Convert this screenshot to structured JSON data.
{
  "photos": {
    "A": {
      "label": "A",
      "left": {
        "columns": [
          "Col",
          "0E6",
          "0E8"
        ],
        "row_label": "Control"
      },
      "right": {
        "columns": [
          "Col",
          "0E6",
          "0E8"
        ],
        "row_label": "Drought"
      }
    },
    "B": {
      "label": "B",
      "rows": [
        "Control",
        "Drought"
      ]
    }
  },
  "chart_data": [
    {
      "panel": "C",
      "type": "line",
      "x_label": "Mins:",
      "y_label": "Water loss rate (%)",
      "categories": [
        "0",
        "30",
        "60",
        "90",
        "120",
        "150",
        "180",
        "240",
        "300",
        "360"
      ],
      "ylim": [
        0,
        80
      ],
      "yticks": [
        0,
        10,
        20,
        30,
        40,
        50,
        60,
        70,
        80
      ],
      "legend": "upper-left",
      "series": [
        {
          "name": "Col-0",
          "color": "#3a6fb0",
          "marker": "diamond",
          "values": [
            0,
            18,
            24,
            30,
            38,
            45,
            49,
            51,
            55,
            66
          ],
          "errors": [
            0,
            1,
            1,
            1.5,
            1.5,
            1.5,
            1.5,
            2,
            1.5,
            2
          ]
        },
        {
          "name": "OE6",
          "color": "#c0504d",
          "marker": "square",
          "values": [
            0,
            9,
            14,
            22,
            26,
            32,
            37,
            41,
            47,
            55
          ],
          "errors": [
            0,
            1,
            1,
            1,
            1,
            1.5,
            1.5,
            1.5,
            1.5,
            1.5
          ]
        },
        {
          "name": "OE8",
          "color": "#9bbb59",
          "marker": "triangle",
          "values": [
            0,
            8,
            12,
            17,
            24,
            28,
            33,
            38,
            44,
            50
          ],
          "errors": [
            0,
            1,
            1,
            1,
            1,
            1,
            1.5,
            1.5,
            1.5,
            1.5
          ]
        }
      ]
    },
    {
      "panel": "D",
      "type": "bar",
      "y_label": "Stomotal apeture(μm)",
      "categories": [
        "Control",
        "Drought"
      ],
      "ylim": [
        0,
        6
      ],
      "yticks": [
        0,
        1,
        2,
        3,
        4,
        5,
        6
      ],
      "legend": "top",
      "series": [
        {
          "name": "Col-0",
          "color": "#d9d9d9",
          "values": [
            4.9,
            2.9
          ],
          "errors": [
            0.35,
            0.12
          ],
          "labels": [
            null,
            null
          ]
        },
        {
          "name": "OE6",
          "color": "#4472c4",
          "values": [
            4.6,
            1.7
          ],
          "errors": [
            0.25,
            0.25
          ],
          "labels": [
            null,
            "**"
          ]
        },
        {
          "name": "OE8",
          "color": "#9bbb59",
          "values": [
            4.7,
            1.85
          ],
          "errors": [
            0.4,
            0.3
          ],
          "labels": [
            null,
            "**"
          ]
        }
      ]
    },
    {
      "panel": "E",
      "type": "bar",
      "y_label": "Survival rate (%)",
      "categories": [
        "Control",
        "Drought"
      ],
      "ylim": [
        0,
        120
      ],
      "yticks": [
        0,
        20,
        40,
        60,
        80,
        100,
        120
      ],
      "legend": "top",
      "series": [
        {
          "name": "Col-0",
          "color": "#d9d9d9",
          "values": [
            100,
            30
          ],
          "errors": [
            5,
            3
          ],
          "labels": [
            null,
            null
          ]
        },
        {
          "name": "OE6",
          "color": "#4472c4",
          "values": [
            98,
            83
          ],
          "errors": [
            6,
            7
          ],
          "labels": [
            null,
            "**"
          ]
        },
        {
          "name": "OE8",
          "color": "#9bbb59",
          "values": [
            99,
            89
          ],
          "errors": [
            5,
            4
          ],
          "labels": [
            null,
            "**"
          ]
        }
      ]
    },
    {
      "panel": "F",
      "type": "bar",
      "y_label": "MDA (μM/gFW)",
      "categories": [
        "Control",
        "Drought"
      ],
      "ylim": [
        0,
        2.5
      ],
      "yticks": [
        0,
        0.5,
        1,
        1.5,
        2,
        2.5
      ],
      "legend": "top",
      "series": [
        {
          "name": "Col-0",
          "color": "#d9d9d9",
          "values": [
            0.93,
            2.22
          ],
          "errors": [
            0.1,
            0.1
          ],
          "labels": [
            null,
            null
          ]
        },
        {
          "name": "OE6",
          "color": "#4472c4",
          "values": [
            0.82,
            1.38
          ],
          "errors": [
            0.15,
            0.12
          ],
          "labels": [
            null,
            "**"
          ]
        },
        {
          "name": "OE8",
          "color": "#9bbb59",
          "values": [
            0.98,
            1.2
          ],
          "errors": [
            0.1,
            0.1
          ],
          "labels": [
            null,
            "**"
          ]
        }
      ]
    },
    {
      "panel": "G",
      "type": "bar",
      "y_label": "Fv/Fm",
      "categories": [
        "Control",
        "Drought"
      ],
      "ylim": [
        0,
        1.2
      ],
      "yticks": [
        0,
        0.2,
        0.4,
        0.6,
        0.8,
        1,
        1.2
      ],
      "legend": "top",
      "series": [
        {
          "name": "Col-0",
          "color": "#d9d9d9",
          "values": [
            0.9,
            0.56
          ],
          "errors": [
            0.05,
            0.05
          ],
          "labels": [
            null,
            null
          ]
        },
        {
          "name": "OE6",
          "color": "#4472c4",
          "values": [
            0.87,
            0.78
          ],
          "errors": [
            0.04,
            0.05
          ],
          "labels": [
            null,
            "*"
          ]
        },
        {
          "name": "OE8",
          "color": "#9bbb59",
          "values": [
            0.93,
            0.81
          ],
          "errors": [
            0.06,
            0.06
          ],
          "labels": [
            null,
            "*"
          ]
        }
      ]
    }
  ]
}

* INSTRUCTIONS FOR THE TASK
Print every record above exactly as written.

* EXERCISE RESULT
Convert this screenshot to structured JSON data.
{
  "photos": {
    "A": {
      "label": "A",
      "left": {
        "columns": [
          "Col",
          "0E6",
          "0E8"
        ],
        "row_label": "Control"
      },
      "right": {
        "columns": [
          "Col",
          "0E6",
          "0E8"
        ],
        "row_label": "Drought"
      }
    },
    "B": {
      "label": "B",
      "rows": [
        "Control",
        "Drought"
      ]
    }
  },
  "chart_data": [
    {
      "panel": "C",
      "type": "line",
      "x_label": "Mins:",
      "y_label": "Water loss rate (%)",
      "categories": [
        "0",
        "30",
        "60",
        "90",
        "120",
        "150",
        "180",
        "240",
        "300",
        "360"
      ],
      "ylim": [
        0,
        80
      ],
      "yticks": [
        0,
        10,
        20,
        30,
        40,
        50,
        60,
        70,
        80
      ],
      "legend": "upper-left",
      "series": [
        {
          "name": "Col-0",
          "color": "#3a6fb0",
          "marker": "diamond",
          "values": [
            0,
            18,
            24,
            30,
            38,
            45,
            49,
            51,
            55,
            66
          ],
          "errors": [
            0,
            1,
            1,
            1.5,
            1.5,
            1.5,
            1.5,
            2,
            1.5,
            2
          ]
        },
        {
          "name": "OE6",
          "color": "#c0504d",
          "marker": "square",
          "values": [
            0,
            9,
            14,
            22,
            26,
            32,
            37,
            41,
            47,
            55
          ],
          "errors": [
            0,
            1,
            1,
            1,
            1,
            1.5,
            1.5,
            1.5,
            1.5,
            1.5
          ]
        },
        {
          "name": "OE8",
          "color": "#9bbb59",
          "marker": "triangle",
          "values": [
            0,
            8,
            12,
            17,
            24,
            28,
            33,
            38,
            44,
            50
          ],
          "errors": [
            0,
            1,
            1,
            1,
            1,
            1,
            1.5,
            1.5,
            1.5,
            1.5
          ]
        }
      ]
    },
    {
      "panel": "D",
      "type": "bar",
      "y_label": "Stomotal apeture(μm)",
      "categories": [
        "Control",
        "Drought"
      ],
      "ylim": [
        0,
        6
      ],
      "yticks": [
        0,
        1,
        2,
        3,
        4,
        5,
        6
      ],
      "legend": "top",
      "series": [
        {
          "name": "Col-0",
          "color": "#d9d9d9",
          "values": [
            4.9,
            2.9
          ],
          "errors": [
            0.35,
            0.12
          ],
          "labels": [
            null,
            null
          ]
        },
        {
          "name": "OE6",
          "color": "#4472c4",
          "values": [
            4.6,
            1.7
          ],
          "errors": [
            0.25,
            0.25
          ],
          "labels": [
            null,
            "**"
          ]
        },
        {
          "name": "OE8",
          "color": "#9bbb59",
          "values": [
            4.7,
            1.85
          ],
          "errors": [
            0.4,
            0.3
          ],
          "labels": [
            null,
            "**"
          ]
        }
      ]
    },
    {
      "panel": "E",
      "type": "bar",
      "y_label": "Survival rate (%)",
      "categories": [
        "Control",
        "Drought"
      ],
      "ylim": [
        0,
        120
      ],
      "yticks": [
        0,
        20,
        40,
        60,
        80,
        100,
        120
      ],
      "legend": "top",
      "series": [
        {
          "name": "Col-0",
          "color": "#d9d9d9",
          "values": [
            100,
            30
          ],
          "errors": [
            5,
            3
          ],
          "labels": [
            null,
            null
          ]
        },
        {
          "name": "OE6",
          "color": "#4472c4",
          "values": [
            98,
            83
          ],
          "errors": [
            6,
            7
          ],
          "labels": [
            null,
            "**"
          ]
        },
        {
          "name": "OE8",
          "color": "#9bbb59",
          "values": [
            99,
            89
          ],
          "errors": [
            5,
            4
          ],
          "labels": [
            null,
            "**"
          ]
        }
      ]
    },
    {
      "panel": "F",
      "type": "bar",
      "y_label": "MDA (μM/gFW)",
      "categories": [
        "Control",
        "Drought"
      ],
      "ylim": [
        0,
        2.5
      ],
      "yticks": [
        0,
        0.5,
        1,
        1.5,
        2,
        2.5
      ],
      "legend": "top",
      "series": [
        {
          "name": "Col-0",
          "color": "#d9d9d9",
          "values": [
            0.93,
            2.22
          ],
          "errors": [
            0.1,
            0.1
          ],
          "labels": [
            null,
            null
          ]
        },
        {
          "name": "OE6",
          "color": "#4472c4",
          "values": [
            0.82,
            1.38
          ],
          "errors": [
            0.15,
            0.12
          ],
          "labels": [
            null,
            "**"
          ]
        },
        {
          "name": "OE8",
          "color": "#9bbb59",
          "values": [
            0.98,
            1.2
          ],
          "errors": [
            0.1,
            0.1
          ],
          "labels": [
            null,
            "**"
          ]
        }
      ]
    },
    {
      "panel": "G",
      "type": "bar",
      "y_label": "Fv/Fm",
      "categories": [
        "Control",
        "Drought"
      ],
      "ylim": [
        0,
        1.2
      ],
      "yticks": [
        0,
        0.2,
        0.4,
        0.6,
        0.8,
        1,
        1.2
      ],
      "legend": "top",
      "series": [
        {
          "name": "Col-0",
          "color": "#d9d9d9",
          "values": [
            0.9,
            0.56
          ],
          "errors": [
            0.05,
            0.05
          ],
          "labels": [
            null,
            null
          ]
        },
        {
          "name": "OE6",
          "color": "#4472c4",
          "values": [
            0.87,
            0.78
          ],
          "errors": [
            0.04,
            0.05
          ],
          "labels": [
            null,
            "*"
          ]
        },
        {
          "name": "OE8",
          "color": "#9bbb59",
          "values": [
            0.93,
            0.81
          ],
          "errors": [
            0.06,
            0.06
          ],
          "labels": [
            null,
            "*"
          ]
        }
      ]
    }
  ]
}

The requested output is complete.